*Written task*: Go through the entries below and pick out every line with "love".

▽

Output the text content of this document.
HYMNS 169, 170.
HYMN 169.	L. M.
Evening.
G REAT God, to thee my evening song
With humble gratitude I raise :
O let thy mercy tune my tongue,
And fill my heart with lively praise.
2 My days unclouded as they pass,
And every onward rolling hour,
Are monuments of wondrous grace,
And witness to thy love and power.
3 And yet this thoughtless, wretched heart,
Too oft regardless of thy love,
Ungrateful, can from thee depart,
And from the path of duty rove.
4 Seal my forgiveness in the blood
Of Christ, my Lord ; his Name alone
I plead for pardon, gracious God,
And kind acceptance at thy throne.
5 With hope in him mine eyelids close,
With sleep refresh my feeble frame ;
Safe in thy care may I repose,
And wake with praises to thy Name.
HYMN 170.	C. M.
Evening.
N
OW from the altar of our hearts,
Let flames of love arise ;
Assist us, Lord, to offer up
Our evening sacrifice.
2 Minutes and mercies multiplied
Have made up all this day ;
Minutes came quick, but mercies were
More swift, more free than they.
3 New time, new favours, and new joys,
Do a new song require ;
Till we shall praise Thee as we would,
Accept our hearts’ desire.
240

△

*Full answer*:
And witness to thy love and power.
Too oft regardless of thy love,
Let flames of love arise ;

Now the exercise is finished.